Written instruction:
Copy out the listing that follows exactly, dropping every picture.

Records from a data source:
※
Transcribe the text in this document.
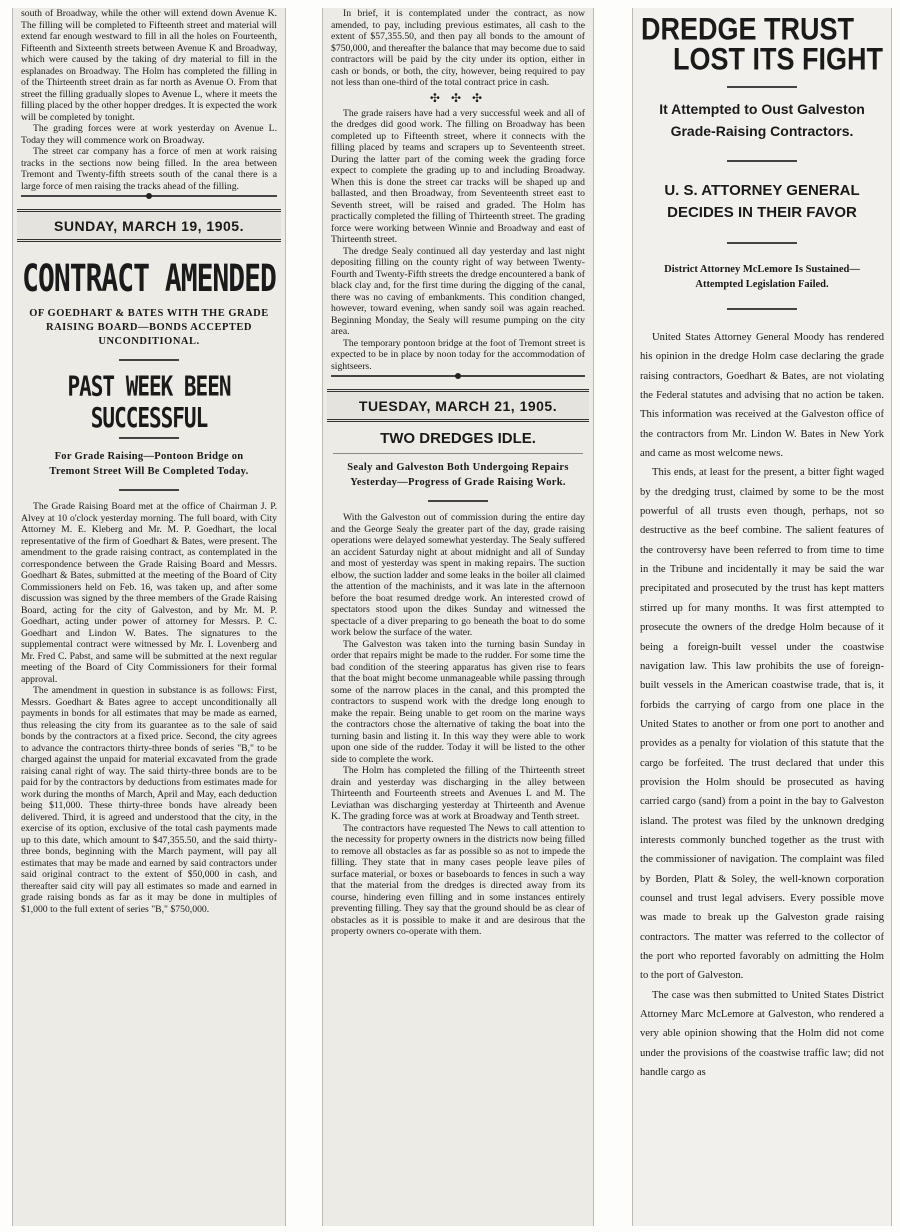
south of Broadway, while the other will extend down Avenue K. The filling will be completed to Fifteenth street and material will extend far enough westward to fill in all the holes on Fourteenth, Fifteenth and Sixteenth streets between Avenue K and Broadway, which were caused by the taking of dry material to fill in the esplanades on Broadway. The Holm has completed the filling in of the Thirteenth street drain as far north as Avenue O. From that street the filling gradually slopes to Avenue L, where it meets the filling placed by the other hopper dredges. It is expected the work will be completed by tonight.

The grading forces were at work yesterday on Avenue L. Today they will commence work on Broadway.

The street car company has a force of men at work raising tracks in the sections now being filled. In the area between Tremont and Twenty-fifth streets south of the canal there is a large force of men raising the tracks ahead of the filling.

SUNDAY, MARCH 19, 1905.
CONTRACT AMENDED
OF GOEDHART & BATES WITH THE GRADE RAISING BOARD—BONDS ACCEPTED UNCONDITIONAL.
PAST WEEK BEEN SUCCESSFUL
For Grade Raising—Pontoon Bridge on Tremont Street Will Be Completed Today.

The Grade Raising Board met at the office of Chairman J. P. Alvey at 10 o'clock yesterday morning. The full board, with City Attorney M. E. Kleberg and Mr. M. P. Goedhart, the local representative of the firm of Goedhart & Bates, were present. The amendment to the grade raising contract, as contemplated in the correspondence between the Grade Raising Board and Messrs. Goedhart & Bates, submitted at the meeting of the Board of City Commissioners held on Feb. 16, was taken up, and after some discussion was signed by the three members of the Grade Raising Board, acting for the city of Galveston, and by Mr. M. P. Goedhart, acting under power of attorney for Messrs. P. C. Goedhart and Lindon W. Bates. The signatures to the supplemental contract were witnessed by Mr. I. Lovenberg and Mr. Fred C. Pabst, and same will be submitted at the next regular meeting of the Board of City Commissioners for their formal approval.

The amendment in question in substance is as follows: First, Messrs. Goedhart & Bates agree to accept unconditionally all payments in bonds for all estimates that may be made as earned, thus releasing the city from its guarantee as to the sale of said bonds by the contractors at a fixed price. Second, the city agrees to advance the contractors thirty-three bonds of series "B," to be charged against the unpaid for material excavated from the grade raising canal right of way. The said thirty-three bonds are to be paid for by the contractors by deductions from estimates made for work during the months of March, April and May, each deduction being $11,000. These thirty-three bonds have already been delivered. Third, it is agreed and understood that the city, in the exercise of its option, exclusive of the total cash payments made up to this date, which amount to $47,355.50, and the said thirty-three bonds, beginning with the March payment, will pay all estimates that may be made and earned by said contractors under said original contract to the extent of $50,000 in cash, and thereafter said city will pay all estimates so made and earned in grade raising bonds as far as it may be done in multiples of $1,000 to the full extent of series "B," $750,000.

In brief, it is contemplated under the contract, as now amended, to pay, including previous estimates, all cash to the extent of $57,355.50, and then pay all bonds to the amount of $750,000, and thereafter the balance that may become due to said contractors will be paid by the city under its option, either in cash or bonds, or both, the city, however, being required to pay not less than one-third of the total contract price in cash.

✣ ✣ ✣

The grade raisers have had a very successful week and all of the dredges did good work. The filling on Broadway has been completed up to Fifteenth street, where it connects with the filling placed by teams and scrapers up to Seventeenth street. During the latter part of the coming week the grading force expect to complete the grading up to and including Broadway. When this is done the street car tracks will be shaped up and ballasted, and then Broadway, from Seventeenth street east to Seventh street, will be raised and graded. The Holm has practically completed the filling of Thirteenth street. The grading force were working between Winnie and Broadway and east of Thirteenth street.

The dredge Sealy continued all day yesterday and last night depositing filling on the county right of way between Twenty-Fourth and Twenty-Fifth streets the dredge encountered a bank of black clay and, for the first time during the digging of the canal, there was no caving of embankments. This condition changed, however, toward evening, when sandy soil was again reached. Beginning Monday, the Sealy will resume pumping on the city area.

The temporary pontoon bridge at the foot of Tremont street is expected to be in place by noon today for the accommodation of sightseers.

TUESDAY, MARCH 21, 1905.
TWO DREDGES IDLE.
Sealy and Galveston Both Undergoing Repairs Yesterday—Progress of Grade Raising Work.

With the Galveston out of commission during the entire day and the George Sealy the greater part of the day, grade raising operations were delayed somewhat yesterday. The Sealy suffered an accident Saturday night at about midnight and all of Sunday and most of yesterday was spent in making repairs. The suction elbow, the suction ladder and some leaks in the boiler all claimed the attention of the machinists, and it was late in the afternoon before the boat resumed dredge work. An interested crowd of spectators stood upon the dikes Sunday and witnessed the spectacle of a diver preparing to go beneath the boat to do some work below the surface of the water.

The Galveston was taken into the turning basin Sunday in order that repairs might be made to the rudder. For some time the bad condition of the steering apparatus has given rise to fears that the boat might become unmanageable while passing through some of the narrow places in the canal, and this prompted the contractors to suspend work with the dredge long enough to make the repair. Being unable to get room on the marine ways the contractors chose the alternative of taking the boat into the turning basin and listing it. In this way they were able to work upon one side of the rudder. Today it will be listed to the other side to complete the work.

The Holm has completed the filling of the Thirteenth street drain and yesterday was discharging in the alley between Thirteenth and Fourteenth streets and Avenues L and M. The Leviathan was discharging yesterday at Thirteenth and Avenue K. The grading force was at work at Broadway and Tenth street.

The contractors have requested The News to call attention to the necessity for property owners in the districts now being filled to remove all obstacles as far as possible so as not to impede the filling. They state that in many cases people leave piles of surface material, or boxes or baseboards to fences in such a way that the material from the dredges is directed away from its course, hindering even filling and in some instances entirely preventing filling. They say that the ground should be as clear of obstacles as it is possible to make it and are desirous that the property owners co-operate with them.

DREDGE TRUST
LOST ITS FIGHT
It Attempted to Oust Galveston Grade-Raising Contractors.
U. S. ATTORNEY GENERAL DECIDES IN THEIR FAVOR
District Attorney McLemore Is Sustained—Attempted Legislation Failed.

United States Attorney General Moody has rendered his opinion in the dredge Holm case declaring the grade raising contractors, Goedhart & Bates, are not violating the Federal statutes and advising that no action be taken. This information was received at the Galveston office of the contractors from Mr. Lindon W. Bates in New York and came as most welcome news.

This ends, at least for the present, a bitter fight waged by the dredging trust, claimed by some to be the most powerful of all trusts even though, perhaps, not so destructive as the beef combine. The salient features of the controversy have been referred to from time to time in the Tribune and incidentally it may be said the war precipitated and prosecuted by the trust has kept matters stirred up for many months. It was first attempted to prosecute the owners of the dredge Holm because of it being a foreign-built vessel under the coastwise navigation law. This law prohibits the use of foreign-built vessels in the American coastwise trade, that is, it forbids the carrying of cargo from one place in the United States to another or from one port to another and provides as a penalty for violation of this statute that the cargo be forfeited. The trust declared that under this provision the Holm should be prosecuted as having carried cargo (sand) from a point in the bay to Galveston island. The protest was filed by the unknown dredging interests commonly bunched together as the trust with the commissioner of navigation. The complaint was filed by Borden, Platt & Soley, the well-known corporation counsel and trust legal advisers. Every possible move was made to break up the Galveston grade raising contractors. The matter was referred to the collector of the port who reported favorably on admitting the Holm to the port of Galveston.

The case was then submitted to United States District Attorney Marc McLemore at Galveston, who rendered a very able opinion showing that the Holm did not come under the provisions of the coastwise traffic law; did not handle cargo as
※
Task result:
Transcribe the text in this document.
south of Broadway, while the other will extend down Avenue K. The filling will be completed to Fifteenth street and material will extend far enough westward to fill in all the holes on Fourteenth, Fifteenth and Sixteenth streets between Avenue K and Broadway, which were caused by the taking of dry material to fill in the esplanades on Broadway. The Holm has completed the filling in of the Thirteenth street drain as far north as Avenue O. From that street the filling gradually slopes to Avenue L, where it meets the filling placed by the other hopper dredges. It is expected the work will be completed by tonight.

The grading forces were at work yesterday on Avenue L. Today they will commence work on Broadway.

The street car company has a force of men at work raising tracks in the sections now being filled. In the area between Tremont and Twenty-fifth streets south of the canal there is a large force of men raising the tracks ahead of the filling.

SUNDAY, MARCH 19, 1905.
CONTRACT AMENDED
OF GOEDHART & BATES WITH THE GRADE RAISING BOARD—BONDS ACCEPTED UNCONDITIONAL.
PAST WEEK BEEN SUCCESSFUL
For Grade Raising—Pontoon Bridge on Tremont Street Will Be Completed Today.

The Grade Raising Board met at the office of Chairman J. P. Alvey at 10 o'clock yesterday morning. The full board, with City Attorney M. E. Kleberg and Mr. M. P. Goedhart, the local representative of the firm of Goedhart & Bates, were present. The amendment to the grade raising contract, as contemplated in the correspondence between the Grade Raising Board and Messrs. Goedhart & Bates, submitted at the meeting of the Board of City Commissioners held on Feb. 16, was taken up, and after some discussion was signed by the three members of the Grade Raising Board, acting for the city of Galveston, and by Mr. M. P. Goedhart, acting under power of attorney for Messrs. P. C. Goedhart and Lindon W. Bates. The signatures to the supplemental contract were witnessed by Mr. I. Lovenberg and Mr. Fred C. Pabst, and same will be submitted at the next regular meeting of the Board of City Commissioners for their formal approval.

The amendment in question in substance is as follows: First, Messrs. Goedhart & Bates agree to accept unconditionally all payments in bonds for all estimates that may be made as earned, thus releasing the city from its guarantee as to the sale of said bonds by the contractors at a fixed price. Second, the city agrees to advance the contractors thirty-three bonds of series "B," to be charged against the unpaid for material excavated from the grade raising canal right of way. The said thirty-three bonds are to be paid for by the contractors by deductions from estimates made for work during the months of March, April and May, each deduction being $11,000. These thirty-three bonds have already been delivered. Third, it is agreed and understood that the city, in the exercise of its option, exclusive of the total cash payments made up to this date, which amount to $47,355.50, and the said thirty-three bonds, beginning with the March payment, will pay all estimates that may be made and earned by said contractors under said original contract to the extent of $50,000 in cash, and thereafter said city will pay all estimates so made and earned in grade raising bonds as far as it may be done in multiples of $1,000 to the full extent of series "B," $750,000.

In brief, it is contemplated under the contract, as now amended, to pay, including previous estimates, all cash to the extent of $57,355.50, and then pay all bonds to the amount of $750,000, and thereafter the balance that may become due to said contractors will be paid by the city under its option, either in cash or bonds, or both, the city, however, being required to pay not less than one-third of the total contract price in cash.

✣ ✣ ✣

The grade raisers have had a very successful week and all of the dredges did good work. The filling on Broadway has been completed up to Fifteenth street, where it connects with the filling placed by teams and scrapers up to Seventeenth street. During the latter part of the coming week the grading force expect to complete the grading up to and including Broadway. When this is done the street car tracks will be shaped up and ballasted, and then Broadway, from Seventeenth street east to Seventh street, will be raised and graded. The Holm has practically completed the filling of Thirteenth street. The grading force were working between Winnie and Broadway and east of Thirteenth street.

The dredge Sealy continued all day yesterday and last night depositing filling on the county right of way between Twenty-Fourth and Twenty-Fifth streets the dredge encountered a bank of black clay and, for the first time during the digging of the canal, there was no caving of embankments. This condition changed, however, toward evening, when sandy soil was again reached. Beginning Monday, the Sealy will resume pumping on the city area.

The temporary pontoon bridge at the foot of Tremont street is expected to be in place by noon today for the accommodation of sightseers.

TUESDAY, MARCH 21, 1905.
TWO DREDGES IDLE.
Sealy and Galveston Both Undergoing Repairs Yesterday—Progress of Grade Raising Work.

With the Galveston out of commission during the entire day and the George Sealy the greater part of the day, grade raising operations were delayed somewhat yesterday. The Sealy suffered an accident Saturday night at about midnight and all of Sunday and most of yesterday was spent in making repairs. The suction elbow, the suction ladder and some leaks in the boiler all claimed the attention of the machinists, and it was late in the afternoon before the boat resumed dredge work. An interested crowd of spectators stood upon the dikes Sunday and witnessed the spectacle of a diver preparing to go beneath the boat to do some work below the surface of the water.

The Galveston was taken into the turning basin Sunday in order that repairs might be made to the rudder. For some time the bad condition of the steering apparatus has given rise to fears that the boat might become unmanageable while passing through some of the narrow places in the canal, and this prompted the contractors to suspend work with the dredge long enough to make the repair. Being unable to get room on the marine ways the contractors chose the alternative of taking the boat into the turning basin and listing it. In this way they were able to work upon one side of the rudder. Today it will be listed to the other side to complete the work.

The Holm has completed the filling of the Thirteenth street drain and yesterday was discharging in the alley between Thirteenth and Fourteenth streets and Avenues L and M. The Leviathan was discharging yesterday at Thirteenth and Avenue K. The grading force was at work at Broadway and Tenth street.

The contractors have requested The News to call attention to the necessity for property owners in the districts now being filled to remove all obstacles as far as possible so as not to impede the filling. They state that in many cases people leave piles of surface material, or boxes or baseboards to fences in such a way that the material from the dredges is directed away from its course, hindering even filling and in some instances entirely preventing filling. They say that the ground should be as clear of obstacles as it is possible to make it and are desirous that the property owners co-operate with them.

DREDGE TRUST
LOST ITS FIGHT
It Attempted to Oust Galveston Grade-Raising Contractors.
U. S. ATTORNEY GENERAL DECIDES IN THEIR FAVOR
District Attorney McLemore Is Sustained—Attempted Legislation Failed.

United States Attorney General Moody has rendered his opinion in the dredge Holm case declaring the grade raising contractors, Goedhart & Bates, are not violating the Federal statutes and advising that no action be taken. This information was received at the Galveston office of the contractors from Mr. Lindon W. Bates in New York and came as most welcome news.

This ends, at least for the present, a bitter fight waged by the dredging trust, claimed by some to be the most powerful of all trusts even though, perhaps, not so destructive as the beef combine. The salient features of the controversy have been referred to from time to time in the Tribune and incidentally it may be said the war precipitated and prosecuted by the trust has kept matters stirred up for many months. It was first attempted to prosecute the owners of the dredge Holm because of it being a foreign-built vessel under the coastwise navigation law. This law prohibits the use of foreign-built vessels in the American coastwise trade, that is, it forbids the carrying of cargo from one place in the United States to another or from one port to another and provides as a penalty for violation of this statute that the cargo be forfeited. The trust declared that under this provision the Holm should be prosecuted as having carried cargo (sand) from a point in the bay to Galveston island. The protest was filed by the unknown dredging interests commonly bunched together as the trust with the commissioner of navigation. The complaint was filed by Borden, Platt & Soley, the well-known corporation counsel and trust legal advisers. Every possible move was made to break up the Galveston grade raising contractors. The matter was referred to the collector of the port who reported favorably on admitting the Holm to the port of Galveston.

The case was then submitted to United States District Attorney Marc McLemore at Galveston, who rendered a very able opinion showing that the Holm did not come under the provisions of the coastwise traffic law; did not handle cargo as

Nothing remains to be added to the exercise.